**WRITTEN PROBLEM**
Select the lines that hold the word "this" and copy each one.

-------- TASK MATERIAL --------

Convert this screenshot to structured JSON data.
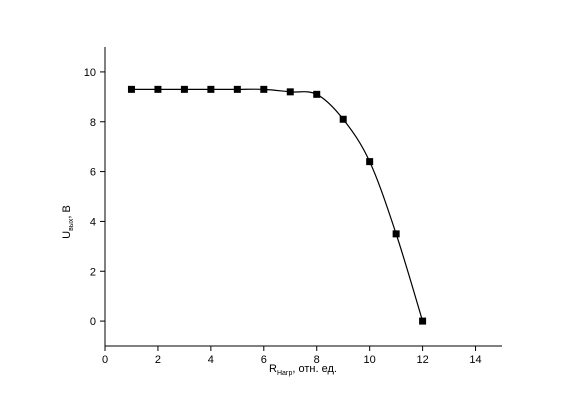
{
  "chart_data": {
    "type": "line",
    "x": [
      1,
      2,
      3,
      4,
      5,
      6,
      7,
      8,
      9,
      10,
      11,
      12
    ],
    "series": [
      {
        "color": "#000000",
        "values": [
          9.3,
          9.3,
          9.3,
          9.3,
          9.3,
          9.3,
          9.2,
          9.1,
          8.1,
          6.4,
          3.5,
          0
        ]
      }
    ],
    "xlim": [
      0,
      15
    ],
    "xticks": [
      0,
      2,
      4,
      6,
      8,
      10,
      12,
      14
    ],
    "ylim": [
      -1,
      11
    ],
    "yticks": [
      0,
      2,
      4,
      6,
      8,
      10
    ],
    "xlabel": {
      "main": "R",
      "sub": "Нагр",
      "suffix": ", отн. ед."
    },
    "ylabel": {
      "main": "U",
      "sub": "вых",
      "suffix": ", В"
    },
    "marker": "square",
    "grid": false
  }
}
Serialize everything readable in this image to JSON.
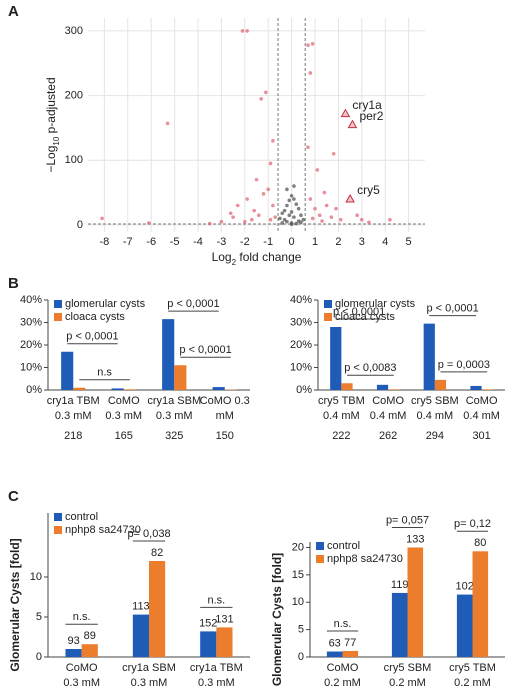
{
  "panel_labels": [
    "A",
    "B",
    "C"
  ],
  "chart_data": [
    {
      "type": "scatter",
      "xlabel": {
        "base": "Log",
        "sub": "2",
        "rest": " fold change"
      },
      "ylabel": {
        "base": "−Log",
        "sub": "10",
        "rest": " p-adjusted"
      },
      "xlim": [
        -8.7,
        5.7
      ],
      "ylim": [
        -11,
        320
      ],
      "xticks": [
        -8,
        -7,
        -6,
        -5,
        -4,
        -3,
        -2,
        -1,
        0,
        1,
        2,
        3,
        4,
        5
      ],
      "yticks": [
        0,
        100,
        200,
        300
      ],
      "grid": true,
      "thresholds": {
        "x": [
          -0.58,
          0.58
        ],
        "y": 1.3
      },
      "series": [
        {
          "color": "#e06a78",
          "x": [
            -8.1,
            -6.1,
            -5.3,
            -3.5,
            -3,
            -2.6,
            -2.5,
            -2.3,
            -2.1,
            -1.9,
            -1.9,
            -1.6,
            -1.5,
            -1.4,
            -1.3,
            -1.1,
            -1.2,
            -1.0,
            -0.9,
            -0.8,
            -0.8,
            -0.7,
            0.7,
            0.7,
            0.8,
            0.9,
            0.8,
            1.0,
            1.1,
            1.2,
            1.4,
            1.5,
            1.7,
            1.8,
            1.9,
            2.1,
            2.8,
            3.0,
            3.3,
            4.2,
            -1.7,
            -2.0,
            1.3,
            0.9,
            -0.9
          ],
          "values": [
            10,
            3,
            157,
            2,
            5,
            18,
            12,
            30,
            300,
            300,
            40,
            22,
            70,
            15,
            195,
            205,
            48,
            55,
            95,
            130,
            30,
            12,
            120,
            278,
            235,
            280,
            40,
            25,
            85,
            15,
            50,
            30,
            12,
            110,
            25,
            8,
            15,
            8,
            4,
            8,
            8,
            5,
            6,
            10,
            8
          ]
        },
        {
          "color": "#555555",
          "x": [
            -0.5,
            -0.4,
            -0.3,
            -0.2,
            -0.1,
            0,
            0.1,
            0.2,
            0.3,
            0.4,
            0.5,
            -0.2,
            0,
            0.2,
            0.1,
            -0.1,
            -0.3,
            0.3,
            0,
            0.1,
            -0.2,
            0.4,
            -0.4,
            0
          ],
          "values": [
            10,
            18,
            22,
            30,
            38,
            45,
            40,
            32,
            25,
            15,
            8,
            5,
            3,
            2,
            12,
            15,
            8,
            6,
            20,
            60,
            55,
            4,
            3,
            1
          ]
        }
      ],
      "highlights": [
        {
          "label": "cry1a",
          "x": 2.3,
          "y": 172
        },
        {
          "label": "per2",
          "x": 2.6,
          "y": 155
        },
        {
          "label": "cry5",
          "x": 2.5,
          "y": 40
        }
      ]
    },
    {
      "type": "bar",
      "categories": [
        "cry1a TBM",
        "CoMO",
        "cry1a SBM",
        "CoMO 0.3"
      ],
      "category_sublabels": [
        "0.3 mM",
        "0.3 mM",
        "0.3 mM",
        "mM"
      ],
      "n": [
        218,
        165,
        325,
        150
      ],
      "ylim": [
        0,
        40
      ],
      "yticks": [
        {
          "value": 0,
          "label": "0%"
        },
        {
          "value": 10,
          "label": "10%"
        },
        {
          "value": 20,
          "label": "20%"
        },
        {
          "value": 30,
          "label": "30%"
        },
        {
          "value": 40,
          "label": "40%"
        }
      ],
      "series": [
        {
          "name": "glomerular cysts",
          "color": "#1f5cb8",
          "values": [
            17,
            0.7,
            31.5,
            1.3
          ]
        },
        {
          "name": "cloaca cysts",
          "color": "#ec7d2c",
          "values": [
            1,
            0.3,
            11,
            0.2
          ]
        }
      ],
      "annotations": [
        {
          "text": "p < 0,0001",
          "series": 0,
          "from": 0,
          "to": 1
        },
        {
          "text": "n.s",
          "series": 1,
          "from": 0,
          "to": 1
        },
        {
          "text": "p < 0,0001",
          "series": 0,
          "from": 2,
          "to": 3
        },
        {
          "text": "p < 0,0001",
          "series": 1,
          "from": 2,
          "to": 3
        }
      ]
    },
    {
      "type": "bar",
      "categories": [
        "cry5 TBM",
        "CoMO",
        "cry5 SBM",
        "CoMO"
      ],
      "category_sublabels": [
        "0.4 mM",
        "0.4 mM",
        "0.4 mM",
        "0.4 mM"
      ],
      "n": [
        222,
        262,
        294,
        301
      ],
      "ylim": [
        0,
        40
      ],
      "yticks": [
        {
          "value": 0,
          "label": "0%"
        },
        {
          "value": 10,
          "label": "10%"
        },
        {
          "value": 20,
          "label": "20%"
        },
        {
          "value": 30,
          "label": "30%"
        },
        {
          "value": 40,
          "label": "40%"
        }
      ],
      "series": [
        {
          "name": "glomerular cysts",
          "color": "#1f5cb8",
          "values": [
            28,
            2.3,
            29.5,
            1.8
          ]
        },
        {
          "name": "cloaca cysts",
          "color": "#ec7d2c",
          "values": [
            3,
            0.3,
            4.5,
            0.3
          ]
        }
      ],
      "annotations": [
        {
          "text": "p < 0,0001",
          "series": 0,
          "from": 0,
          "to": 1
        },
        {
          "text": "p < 0,0083",
          "series": 1,
          "from": 0,
          "to": 1
        },
        {
          "text": "p < 0,0001",
          "series": 0,
          "from": 2,
          "to": 3
        },
        {
          "text": "p = 0,0003",
          "series": 1,
          "from": 2,
          "to": 3
        }
      ]
    },
    {
      "type": "bar",
      "ylabel": "Glomerular Cysts [fold]",
      "categories": [
        "CoMO",
        "cry1a SBM",
        "cry1a TBM"
      ],
      "category_sublabels": [
        "0.3 mM",
        "0.3 mM",
        "0.3 mM"
      ],
      "ylim": [
        0,
        18
      ],
      "yticks": [
        0,
        5,
        10
      ],
      "series": [
        {
          "name": "control",
          "color": "#1f5cb8",
          "values": [
            1,
            5.3,
            3.2
          ],
          "counts": [
            93,
            113,
            152
          ]
        },
        {
          "name": "nphp8 sa24730",
          "color": "#ec7d2c",
          "values": [
            1.6,
            12,
            3.7
          ],
          "counts": [
            89,
            82,
            131
          ]
        }
      ],
      "annotations": [
        {
          "text": "n.s.",
          "from": 0,
          "to": 0
        },
        {
          "text": "p= 0,038",
          "from": 1,
          "to": 1
        },
        {
          "text": "n.s.",
          "from": 2,
          "to": 2
        }
      ]
    },
    {
      "type": "bar",
      "ylabel": "Glomerular Cysts [fold]",
      "categories": [
        "CoMO",
        "cry5 SBM",
        "cry5 TBM"
      ],
      "category_sublabels": [
        "0.2 mM",
        "0.2 mM",
        "0.2 mM"
      ],
      "ylim": [
        0,
        21
      ],
      "yticks": [
        0,
        5,
        10,
        15,
        20
      ],
      "series": [
        {
          "name": "control",
          "color": "#1f5cb8",
          "values": [
            1,
            11.7,
            11.4
          ],
          "counts": [
            63,
            119,
            102
          ]
        },
        {
          "name": "nphp8 sa24730",
          "color": "#ec7d2c",
          "values": [
            1.1,
            20,
            19.3
          ],
          "counts": [
            77,
            133,
            80
          ]
        }
      ],
      "annotations": [
        {
          "text": "n.s.",
          "from": 0,
          "to": 0
        },
        {
          "text": "p= 0,057",
          "from": 1,
          "to": 1
        },
        {
          "text": "p= 0,12",
          "from": 2,
          "to": 2
        }
      ]
    }
  ]
}
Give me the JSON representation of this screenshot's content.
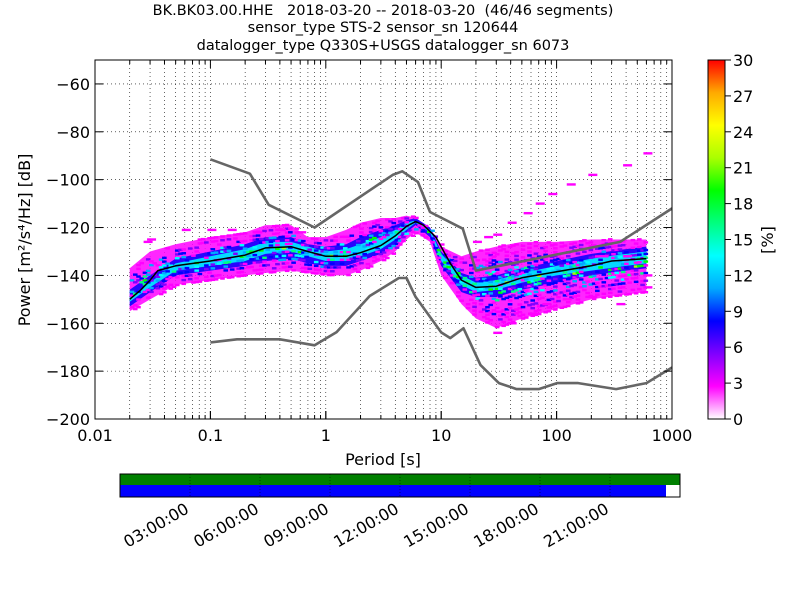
{
  "title": {
    "line1": "BK.BK03.00.HHE   2018-03-20 -- 2018-03-20  (46/46 segments)",
    "line2": "sensor_type STS-2 sensor_sn 120644",
    "line3": "datalogger_type Q330S+USGS datalogger_sn 6073"
  },
  "chart_data": {
    "type": "heatmap",
    "xlabel": "Period [s]",
    "ylabel": "Power [m²/s⁴/Hz] [dB]",
    "x_scale": "log",
    "xlim": [
      0.01,
      1000
    ],
    "ylim": [
      -200,
      -50
    ],
    "x_ticks": [
      {
        "value": 0.01,
        "label": "0.01"
      },
      {
        "value": 0.1,
        "label": "0.1"
      },
      {
        "value": 1,
        "label": "1"
      },
      {
        "value": 10,
        "label": "10"
      },
      {
        "value": 100,
        "label": "100"
      },
      {
        "value": 1000,
        "label": "1000"
      }
    ],
    "y_ticks": [
      {
        "value": -60,
        "label": "−60"
      },
      {
        "value": -80,
        "label": "−80"
      },
      {
        "value": -100,
        "label": "−100"
      },
      {
        "value": -120,
        "label": "−120"
      },
      {
        "value": -140,
        "label": "−140"
      },
      {
        "value": -160,
        "label": "−160"
      },
      {
        "value": -180,
        "label": "−180"
      },
      {
        "value": -200,
        "label": "−200"
      }
    ],
    "grid": true,
    "colorbar": {
      "label": "[%]",
      "range": [
        0,
        30
      ],
      "ticks": [
        {
          "value": 0,
          "label": "0"
        },
        {
          "value": 3,
          "label": "3"
        },
        {
          "value": 6,
          "label": "6"
        },
        {
          "value": 9,
          "label": "9"
        },
        {
          "value": 12,
          "label": "12"
        },
        {
          "value": 15,
          "label": "15"
        },
        {
          "value": 18,
          "label": "18"
        },
        {
          "value": 21,
          "label": "21"
        },
        {
          "value": 24,
          "label": "24"
        },
        {
          "value": 27,
          "label": "27"
        },
        {
          "value": 30,
          "label": "30"
        }
      ],
      "colors": [
        "#ffffff",
        "#ff00ff",
        "#8000ff",
        "#0000ff",
        "#00aaff",
        "#00ffff",
        "#00ff80",
        "#00ff00",
        "#aaff00",
        "#ffff00",
        "#ffaa00",
        "#ff0000"
      ]
    },
    "series": [
      {
        "role": "new high noise model",
        "color": "#666666",
        "points": [
          [
            0.1,
            -91.5
          ],
          [
            0.22,
            -97.5
          ],
          [
            0.32,
            -110.5
          ],
          [
            0.8,
            -120.0
          ],
          [
            3.8,
            -98.0
          ],
          [
            4.6,
            -96.5
          ],
          [
            6.3,
            -101.0
          ],
          [
            8.0,
            -113.5
          ],
          [
            15.4,
            -120.5
          ],
          [
            20.0,
            -138.0
          ],
          [
            354.8,
            -126.0
          ],
          [
            1000,
            -112.0
          ]
        ]
      },
      {
        "role": "new low noise model",
        "color": "#666666",
        "points": [
          [
            0.1,
            -168.0
          ],
          [
            0.17,
            -166.7
          ],
          [
            0.4,
            -166.7
          ],
          [
            0.8,
            -169.2
          ],
          [
            1.24,
            -163.7
          ],
          [
            2.4,
            -148.6
          ],
          [
            4.3,
            -141.1
          ],
          [
            5.0,
            -141.1
          ],
          [
            6.0,
            -149.0
          ],
          [
            10.0,
            -163.8
          ],
          [
            12.0,
            -166.2
          ],
          [
            15.6,
            -162.1
          ],
          [
            21.9,
            -177.5
          ],
          [
            31.6,
            -185.0
          ],
          [
            45.0,
            -187.5
          ],
          [
            70.0,
            -187.5
          ],
          [
            101.0,
            -185.0
          ],
          [
            154.0,
            -185.0
          ],
          [
            328.0,
            -187.5
          ],
          [
            600.0,
            -185.0
          ],
          [
            1000.0,
            -178.5
          ]
        ]
      },
      {
        "role": "mode",
        "color": "#000000",
        "points": [
          [
            0.02,
            -150.0
          ],
          [
            0.025,
            -146.0
          ],
          [
            0.03,
            -142.0
          ],
          [
            0.035,
            -138.0
          ],
          [
            0.05,
            -136.0
          ],
          [
            0.1,
            -134.0
          ],
          [
            0.2,
            -131.5
          ],
          [
            0.3,
            -128.5
          ],
          [
            0.5,
            -128.0
          ],
          [
            0.7,
            -130.0
          ],
          [
            1.0,
            -132.0
          ],
          [
            1.5,
            -132.0
          ],
          [
            2.0,
            -130.5
          ],
          [
            3.0,
            -127.5
          ],
          [
            4.0,
            -123.5
          ],
          [
            5.0,
            -119.5
          ],
          [
            6.0,
            -117.5
          ],
          [
            7.0,
            -119.0
          ],
          [
            9.0,
            -124.0
          ],
          [
            12.0,
            -135.0
          ],
          [
            15.0,
            -142.0
          ],
          [
            20.0,
            -145.0
          ],
          [
            30.0,
            -144.5
          ],
          [
            50.0,
            -141.0
          ],
          [
            100.0,
            -138.5
          ],
          [
            200.0,
            -136.0
          ],
          [
            300.0,
            -134.0
          ],
          [
            600.0,
            -133.0
          ]
        ]
      }
    ],
    "density_bands": [
      {
        "level": 2,
        "points": [
          [
            0.02,
            -137
          ],
          [
            0.03,
            -130
          ],
          [
            0.05,
            -127
          ],
          [
            0.1,
            -124
          ],
          [
            0.2,
            -122
          ],
          [
            0.3,
            -119
          ],
          [
            0.5,
            -119
          ],
          [
            0.7,
            -124
          ],
          [
            1.0,
            -124
          ],
          [
            1.5,
            -121
          ],
          [
            2.0,
            -118
          ],
          [
            3.0,
            -116
          ],
          [
            4.0,
            -116
          ],
          [
            5.0,
            -115
          ],
          [
            6.0,
            -116
          ],
          [
            8.0,
            -120
          ],
          [
            10.0,
            -128
          ],
          [
            15.0,
            -132
          ],
          [
            20.0,
            -130
          ],
          [
            30.0,
            -128
          ],
          [
            50.0,
            -126
          ],
          [
            100.0,
            -126
          ],
          [
            200.0,
            -125
          ],
          [
            400.0,
            -125
          ],
          [
            600.0,
            -125
          ]
        ],
        "bottom": [
          [
            0.02,
            -155
          ],
          [
            0.03,
            -150
          ],
          [
            0.05,
            -144
          ],
          [
            0.1,
            -142
          ],
          [
            0.2,
            -140
          ],
          [
            0.3,
            -139
          ],
          [
            0.5,
            -138
          ],
          [
            0.7,
            -139
          ],
          [
            1.0,
            -140
          ],
          [
            1.5,
            -140
          ],
          [
            2.0,
            -138
          ],
          [
            3.0,
            -134
          ],
          [
            4.0,
            -130
          ],
          [
            5.0,
            -125
          ],
          [
            6.0,
            -122
          ],
          [
            8.0,
            -126
          ],
          [
            10.0,
            -140
          ],
          [
            15.0,
            -152
          ],
          [
            20.0,
            -158
          ],
          [
            30.0,
            -162
          ],
          [
            50.0,
            -158
          ],
          [
            100.0,
            -154
          ],
          [
            200.0,
            -150
          ],
          [
            400.0,
            -148
          ],
          [
            600.0,
            -147
          ]
        ]
      },
      {
        "level": 9,
        "points": [
          [
            0.02,
            -146
          ],
          [
            0.03,
            -140
          ],
          [
            0.05,
            -133
          ],
          [
            0.1,
            -130
          ],
          [
            0.2,
            -127
          ],
          [
            0.3,
            -124
          ],
          [
            0.5,
            -124
          ],
          [
            0.7,
            -127
          ],
          [
            1.0,
            -128
          ],
          [
            1.5,
            -127
          ],
          [
            2.0,
            -124
          ],
          [
            3.0,
            -121
          ],
          [
            4.0,
            -119
          ],
          [
            5.0,
            -117
          ],
          [
            6.0,
            -116
          ],
          [
            8.0,
            -120
          ],
          [
            10.0,
            -130
          ],
          [
            15.0,
            -139
          ],
          [
            20.0,
            -141
          ],
          [
            30.0,
            -140
          ],
          [
            50.0,
            -137
          ],
          [
            100.0,
            -134
          ],
          [
            200.0,
            -131
          ],
          [
            400.0,
            -129
          ],
          [
            600.0,
            -128
          ]
        ],
        "bottom": [
          [
            0.02,
            -153
          ],
          [
            0.03,
            -147
          ],
          [
            0.05,
            -140
          ],
          [
            0.1,
            -138
          ],
          [
            0.2,
            -136
          ],
          [
            0.3,
            -134
          ],
          [
            0.5,
            -133
          ],
          [
            0.7,
            -135
          ],
          [
            1.0,
            -136
          ],
          [
            1.5,
            -136
          ],
          [
            2.0,
            -134
          ],
          [
            3.0,
            -131
          ],
          [
            4.0,
            -127
          ],
          [
            5.0,
            -122
          ],
          [
            6.0,
            -119
          ],
          [
            8.0,
            -124
          ],
          [
            10.0,
            -136
          ],
          [
            15.0,
            -147
          ],
          [
            20.0,
            -149
          ],
          [
            30.0,
            -149
          ],
          [
            50.0,
            -146
          ],
          [
            100.0,
            -143
          ],
          [
            200.0,
            -140
          ],
          [
            400.0,
            -138
          ],
          [
            600.0,
            -137
          ]
        ]
      },
      {
        "level": 14,
        "points": [
          [
            0.02,
            -149
          ],
          [
            0.03,
            -143
          ],
          [
            0.05,
            -135
          ],
          [
            0.1,
            -132
          ],
          [
            0.2,
            -129
          ],
          [
            0.3,
            -126
          ],
          [
            0.5,
            -126
          ],
          [
            0.7,
            -128
          ],
          [
            1.0,
            -130
          ],
          [
            1.5,
            -129
          ],
          [
            2.0,
            -127
          ],
          [
            3.0,
            -124
          ],
          [
            4.0,
            -121
          ],
          [
            5.0,
            -118
          ],
          [
            6.0,
            -117
          ],
          [
            8.0,
            -121
          ],
          [
            10.0,
            -131
          ],
          [
            15.0,
            -140
          ],
          [
            20.0,
            -143
          ],
          [
            30.0,
            -142
          ],
          [
            50.0,
            -139
          ],
          [
            100.0,
            -136
          ],
          [
            200.0,
            -133
          ],
          [
            400.0,
            -131
          ],
          [
            600.0,
            -130
          ]
        ],
        "bottom": [
          [
            0.02,
            -151
          ],
          [
            0.03,
            -145
          ],
          [
            0.05,
            -138
          ],
          [
            0.1,
            -136
          ],
          [
            0.2,
            -134
          ],
          [
            0.3,
            -131
          ],
          [
            0.5,
            -130
          ],
          [
            0.7,
            -132
          ],
          [
            1.0,
            -134
          ],
          [
            1.5,
            -134
          ],
          [
            2.0,
            -132
          ],
          [
            3.0,
            -129
          ],
          [
            4.0,
            -125
          ],
          [
            5.0,
            -121
          ],
          [
            6.0,
            -118
          ],
          [
            8.0,
            -122
          ],
          [
            10.0,
            -134
          ],
          [
            15.0,
            -144
          ],
          [
            20.0,
            -147
          ],
          [
            30.0,
            -146
          ],
          [
            50.0,
            -143
          ],
          [
            100.0,
            -140
          ],
          [
            200.0,
            -138
          ],
          [
            400.0,
            -136
          ],
          [
            600.0,
            -135
          ]
        ]
      }
    ],
    "scatter_outliers": [
      [
        0.028,
        -126
      ],
      [
        0.03,
        -125
      ],
      [
        0.06,
        -121
      ],
      [
        0.1,
        -121
      ],
      [
        0.15,
        -121
      ],
      [
        0.25,
        -122
      ],
      [
        0.4,
        -121
      ],
      [
        0.6,
        -122
      ],
      [
        20,
        -126
      ],
      [
        25,
        -124
      ],
      [
        30,
        -123
      ],
      [
        40,
        -118
      ],
      [
        55,
        -114
      ],
      [
        70,
        -110
      ],
      [
        90,
        -106
      ],
      [
        130,
        -102
      ],
      [
        200,
        -98
      ],
      [
        400,
        -94
      ],
      [
        600,
        -89
      ],
      [
        30,
        -164
      ],
      [
        40,
        -160
      ],
      [
        60,
        -156
      ],
      [
        80,
        -152
      ],
      [
        120,
        -150
      ],
      [
        200,
        -149
      ],
      [
        350,
        -152
      ],
      [
        600,
        -145
      ],
      [
        250,
        -132
      ],
      [
        400,
        -132
      ],
      [
        600,
        -140
      ]
    ]
  },
  "timebar": {
    "tick_labels": [
      "03:00:00",
      "06:00:00",
      "09:00:00",
      "12:00:00",
      "15:00:00",
      "18:00:00",
      "21:00:00"
    ],
    "tick_fractions": [
      0.125,
      0.25,
      0.375,
      0.5,
      0.625,
      0.75,
      0.875
    ],
    "coverage_fraction": 0.975,
    "top_color": "#008000",
    "bottom_color": "#0000ff"
  }
}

--------

**EXERCISE ANSWER**
Convert this screenshot to structured JSON data.
Serialize everything readable in this image to JSON.
Give me the JSON representation of this screenshot's content.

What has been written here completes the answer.